RECORD EXTRACTS →
★ ★ ★ ★
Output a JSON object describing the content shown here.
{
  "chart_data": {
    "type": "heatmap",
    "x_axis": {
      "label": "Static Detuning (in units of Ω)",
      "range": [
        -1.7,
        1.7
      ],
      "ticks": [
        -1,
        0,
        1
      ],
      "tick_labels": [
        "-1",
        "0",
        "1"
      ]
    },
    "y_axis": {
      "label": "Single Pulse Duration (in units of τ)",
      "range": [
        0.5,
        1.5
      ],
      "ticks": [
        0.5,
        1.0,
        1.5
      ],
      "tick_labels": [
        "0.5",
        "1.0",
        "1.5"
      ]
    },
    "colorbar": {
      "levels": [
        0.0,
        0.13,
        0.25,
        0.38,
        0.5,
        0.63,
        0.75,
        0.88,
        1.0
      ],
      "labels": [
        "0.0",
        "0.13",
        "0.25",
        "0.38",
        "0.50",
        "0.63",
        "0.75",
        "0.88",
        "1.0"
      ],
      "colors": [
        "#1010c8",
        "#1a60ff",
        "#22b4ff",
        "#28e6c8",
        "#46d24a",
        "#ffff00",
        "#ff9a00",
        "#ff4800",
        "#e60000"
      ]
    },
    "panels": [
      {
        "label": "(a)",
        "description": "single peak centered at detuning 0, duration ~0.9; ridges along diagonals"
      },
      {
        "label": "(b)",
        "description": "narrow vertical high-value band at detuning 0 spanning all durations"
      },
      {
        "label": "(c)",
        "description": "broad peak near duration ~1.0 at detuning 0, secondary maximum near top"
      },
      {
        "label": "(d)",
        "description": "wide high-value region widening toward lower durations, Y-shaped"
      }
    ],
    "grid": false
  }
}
★ ★ ★ ★
EXERCISE DESCRIPTION → Your task is to extract all of the records exactly.

EXERCISE OUTPUT →
Output a JSON object describing the content shown here.
{
  "chart_data": {
    "type": "heatmap",
    "x_axis": {
      "label": "Static Detuning (in units of Ω)",
      "range": [
        -1.7,
        1.7
      ],
      "ticks": [
        -1,
        0,
        1
      ],
      "tick_labels": [
        "-1",
        "0",
        "1"
      ]
    },
    "y_axis": {
      "label": "Single Pulse Duration (in units of τ)",
      "range": [
        0.5,
        1.5
      ],
      "ticks": [
        0.5,
        1.0,
        1.5
      ],
      "tick_labels": [
        "0.5",
        "1.0",
        "1.5"
      ]
    },
    "colorbar": {
      "levels": [
        0.0,
        0.13,
        0.25,
        0.38,
        0.5,
        0.63,
        0.75,
        0.88,
        1.0
      ],
      "labels": [
        "0.0",
        "0.13",
        "0.25",
        "0.38",
        "0.50",
        "0.63",
        "0.75",
        "0.88",
        "1.0"
      ],
      "colors": [
        "#1010c8",
        "#1a60ff",
        "#22b4ff",
        "#28e6c8",
        "#46d24a",
        "#ffff00",
        "#ff9a00",
        "#ff4800",
        "#e60000"
      ]
    },
    "panels": [
      {
        "label": "(a)",
        "description": "single peak centered at detuning 0, duration ~0.9; ridges along diagonals"
      },
      {
        "label": "(b)",
        "description": "narrow vertical high-value band at detuning 0 spanning all durations"
      },
      {
        "label": "(c)",
        "description": "broad peak near duration ~1.0 at detuning 0, secondary maximum near top"
      },
      {
        "label": "(d)",
        "description": "wide high-value region widening toward lower durations, Y-shaped"
      }
    ],
    "grid": false
  }
}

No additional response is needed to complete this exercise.